Written task:
Write out the whole listing word for word.

Items from a data source:
☆ ☆ ☆ ☆ ☆ ☆ ☆

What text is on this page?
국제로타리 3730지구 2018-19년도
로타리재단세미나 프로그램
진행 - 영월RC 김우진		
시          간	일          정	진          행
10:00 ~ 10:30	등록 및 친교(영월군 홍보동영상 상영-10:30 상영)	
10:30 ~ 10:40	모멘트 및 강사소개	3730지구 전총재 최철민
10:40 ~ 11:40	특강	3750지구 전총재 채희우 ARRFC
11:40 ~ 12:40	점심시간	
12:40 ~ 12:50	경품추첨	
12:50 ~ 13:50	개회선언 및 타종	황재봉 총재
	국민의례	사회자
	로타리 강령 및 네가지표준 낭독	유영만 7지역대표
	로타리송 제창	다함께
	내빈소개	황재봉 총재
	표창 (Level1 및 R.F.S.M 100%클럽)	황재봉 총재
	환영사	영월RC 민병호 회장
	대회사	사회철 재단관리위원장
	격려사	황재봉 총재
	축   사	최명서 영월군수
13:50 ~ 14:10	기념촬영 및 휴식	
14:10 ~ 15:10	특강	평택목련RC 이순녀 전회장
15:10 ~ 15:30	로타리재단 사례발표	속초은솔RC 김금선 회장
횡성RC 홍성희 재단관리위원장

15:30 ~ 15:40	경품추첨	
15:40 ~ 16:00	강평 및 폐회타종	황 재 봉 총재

☆ ☆ ☆ ☆ ☆ ☆ ☆

Exercise answer:
What text is on this page?
국제로타리 3730지구 2018-19년도
로타리재단세미나 프로그램
진행 - 영월RC 김우진		
시          간	일          정	진          행
10:00 ~ 10:30	등록 및 친교(영월군 홍보동영상 상영-10:30 상영)	
10:30 ~ 10:40	모멘트 및 강사소개	3730지구 전총재 최철민
10:40 ~ 11:40	특강	3750지구 전총재 채희우 ARRFC
11:40 ~ 12:40	점심시간	
12:40 ~ 12:50	경품추첨	
12:50 ~ 13:50	개회선언 및 타종	황재봉 총재
	국민의례	사회자
	로타리 강령 및 네가지표준 낭독	유영만 7지역대표
	로타리송 제창	다함께
	내빈소개	황재봉 총재
	표창 (Level1 및 R.F.S.M 100%클럽)	황재봉 총재
	환영사	영월RC 민병호 회장
	대회사	사회철 재단관리위원장
	격려사	황재봉 총재
	축   사	최명서 영월군수
13:50 ~ 14:10	기념촬영 및 휴식	
14:10 ~ 15:10	특강	평택목련RC 이순녀 전회장
15:10 ~ 15:30	로타리재단 사례발표	속초은솔RC 김금선 회장
횡성RC 홍성희 재단관리위원장

15:30 ~ 15:40	경품추첨	
15:40 ~ 16:00	강평 및 폐회타종	황 재 봉 총재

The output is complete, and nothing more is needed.